start Record list
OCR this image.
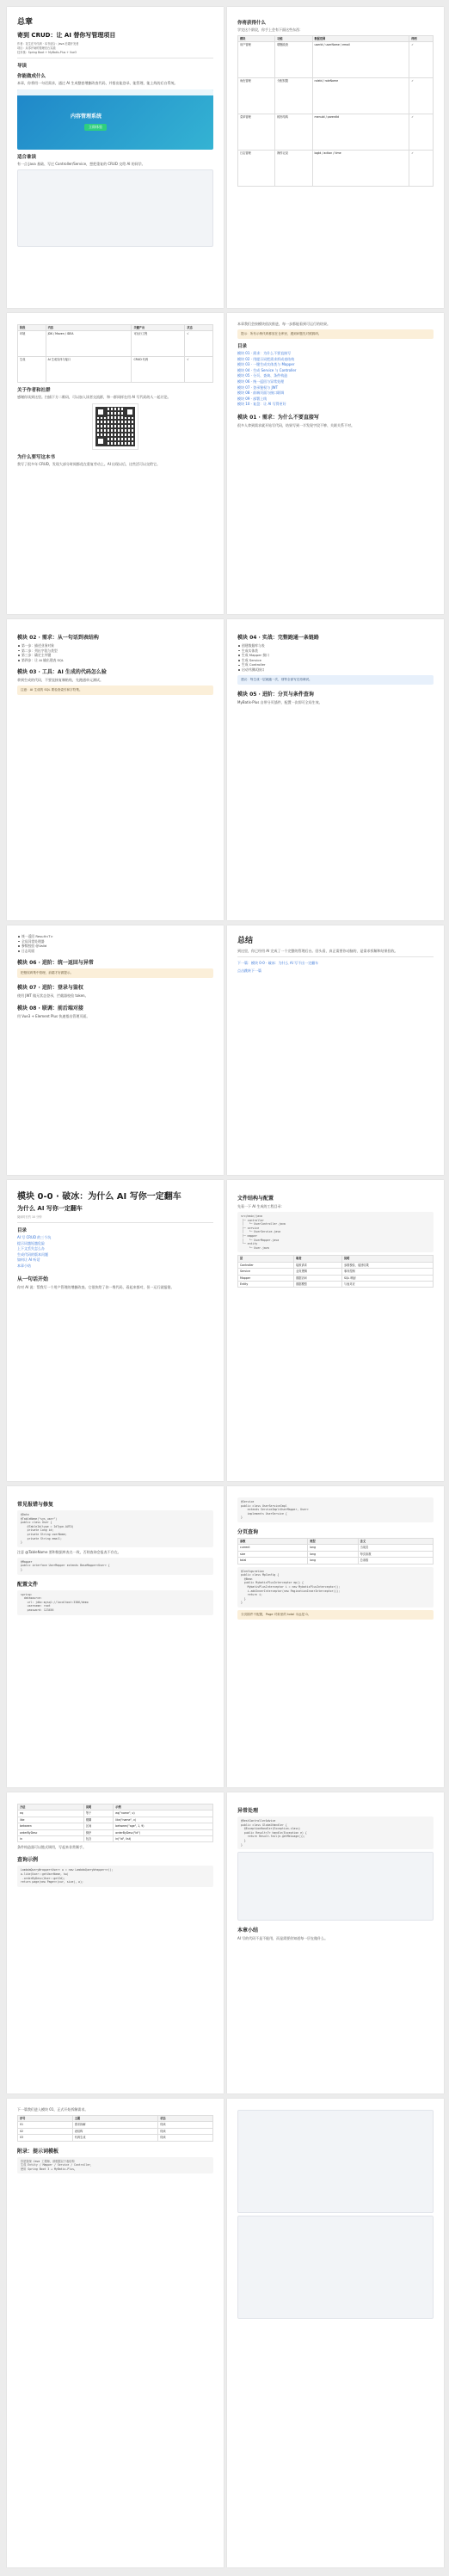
总章
寄到 CRUD：让 AI 替你写管理项目
作者：花生在写代码 · 本书适合：Java 后端开发者
项目：从零开始的管理后台实践
技术栈：Spring Boot + MyBatis-Plus + Vue3
导读
你能做成什么
本章，你将用一句话需求，通过 AI 生成整套增删改查代码，并搭出能登录、能管理、能上线的后台系统。
内容管理系统
立即体验
适合谁读
有一点 Java 基础、写过 Controller/Service，想把重复的 CRUD 交给 AI 的同学。
你将获得什么
学完这个阶段，你手上会有下面这些东西：
模块	功能	数据范围	样例
用户管理	增删改查	userId / userName / email	✓
角色管理	分配权限	roleId / roleName	✓
菜单管理	树形结构	menuId / parentId	✓
日志管理	操作记录	logId / action / time	✓
阶段	内容	关键产出	状态
环境	JDK / Maven / IDEA	可运行工程	√
生成	AI 生成实体与接口	CRUD 代码	√
关于作者和社群
感谢你读到这里。扫描下方二维码，可以加入读者交流群，和一群同样在用 AI 写代码的人一起讨论。
为什么要写这本书
我写了很多年 CRUD，发现大部分时间都花在重复劳动上。AI 出现以后，这些活可以交给它。
本章我们会按模块依次推进，每一步都能看到可运行的结果。
提示：所有示例代码都放在仓库里，遇到问题先对照源码。
目录
模块 01 · 需求：为什么不要直接写
模块 02 · 用提示词把需求拆成表结构
模块 03 · 一键生成实体类与 Mapper
模块 04 · 生成 Service 与 Controller
模块 05 · 分页、查询、条件构造
模块 06 · 统一返回与异常处理
模块 07 · 登录鉴权与 JWT
模块 08 · 前端页面与接口联调
模块 09 · 部署上线
模块 10 · 复盘：让 AI 写得更好
模块 01 · 需求：为什么不要直接写
很多人拿到需求就开始写代码，结果写到一半发现字段不够、关联关系不对。
模块 02 · 需求：从一句话到表结构
第一步：描述业务对象
第二步：列出字段与类型
第三步：确定主外键
第四步：让 AI 输出建表 SQL
模块 03 · 工具：AI 生成的代码怎么验
拿到生成的代码，不要直接复制粘贴，先跑通单元测试。
注意：AI 生成的 SQL 要检查索引和字符集。
模块 04 · 实战：完整跑通一条链路
创建数据库与表
生成实体类
生成 Mapper 接口
生成 Service
生成 Controller
启动并测试接口
建议：每生成一层就跑一次，别等全部写完再调试。
模块 05 · 进阶：分页与条件查询
MyBatis-Plus 自带分页插件，配置一次即可全局生效。
统一返回 Result<T>
全局异常处理器
参数校验 @Valid
日志切面
模块 06 · 进阶：统一返回与异常
把错误码集中管理，前端才好做提示。
模块 07 · 进阶：登录与鉴权
使用 JWT 做无状态登录，拦截器校验 token。
模块 08 · 联调：前后端对接
用 Vue3 + Element Plus 快速搭出管理页面。
总结
到这里，你已经用 AI 完成了一个完整的管理后台。回头看，真正需要你动脑的，是需求拆解和结果验收。
下一篇：模块 0-0 · 破冰：为什么 AI 写不出一定翻车
点击跳转下一篇
模块 0-0 · 破冰：为什么 AI 写你一定翻车
为什么 AI 写你一定翻车
阅读时长约 10 分钟
目录
AI 写 CRUD 的三个坑
提示词越短越危险
上下文丢失怎么办
生成代码的版本问题
如何让 AI 听话
本章小结
从一句话开始
你对 AI 说：帮我写一个用户管理的增删改查。它很快给了你一堆代码，看起来都对，但一运行就报错。
文件结构与配置
先看一下 AI 生成的工程目录：
src/main/java
├─ controller
│   └─ UserController.java
├─ service
│   └─ UserService.java
├─ mapper
│   └─ UserMapper.java
└─ entity
└─ User.java
层	职责	说明
Controller	接收请求	参数校验、返回结果
Service	业务逻辑	事务控制
Mapper	数据访问	SQL 映射
Entity	数据模型	与表对应
常见报错与修复
@Data
@TableName("sys_user")
public class User {
@TableId(type = IdType.AUTO)
private Long id;
private String userName;
private String email;
}
注意 @TableName 要和数据库表名一致，否则查询会报表不存在。
@Mapper
public interface UserMapper extends BaseMapper<User> {
}
配置文件
spring:
datasource:
url: jdbc:mysql://localhost:3306/demo
username: root
password: 123456
@Service
public class UserServiceImpl
extends ServiceImpl<UserMapper, User>
implements UserService {
}
分页查询
参数	类型	含义
current	long	当前页
size	long	每页条数
total	long	总条数
@Configuration
public class MpConfig {
@Bean
public MybatisPlusInterceptor mp() {
MybatisPlusInterceptor i = new MybatisPlusInterceptor();
i.addInnerInterceptor(new PaginationInnerInterceptor());
return i;
}
}
分页插件不配置，Page 对象里的 total 永远是 0。
方法	说明	示例
eq	等于	eq("name", v)
like	模糊	like("name", v)
between	区间	between("age", 1, 9)
orderByDesc	倒序	orderByDesc("id")
in	包含	in("id", list)
条件构造器可以链式调用，写起来非常顺手。
查询示例
LambdaQueryWrapper<User> w = new LambdaQueryWrapper<>();
w.like(User::getUserName, kw)
.orderByDesc(User::getId);
return page(new Page<>(cur, size), w);
异常处理
@RestControllerAdvice
public class GlobalHandler {
@ExceptionHandler(Exception.class)
public Result<?> handle(Exception e) {
return Result.fail(e.getMessage());
}
}
本章小结
AI 写的代码不是不能用，而是需要你知道每一层在做什么。
下一篇我们进入模块 01，正式开始拆解需求。
序号	主题	状态
01	需求拆解	待读
02	表结构	待读
03	代码生成	待读
附录：提示词模板
你是资深 Java 工程师，请根据以下表结构
生成 Entity / Mapper / Service / Controller，
使用 Spring Boot 3 + MyBatis-Plus。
end Record list
== What you should do ==
Count the lines in the records above that hold the word "public", and give only that number.

== Task response ==
7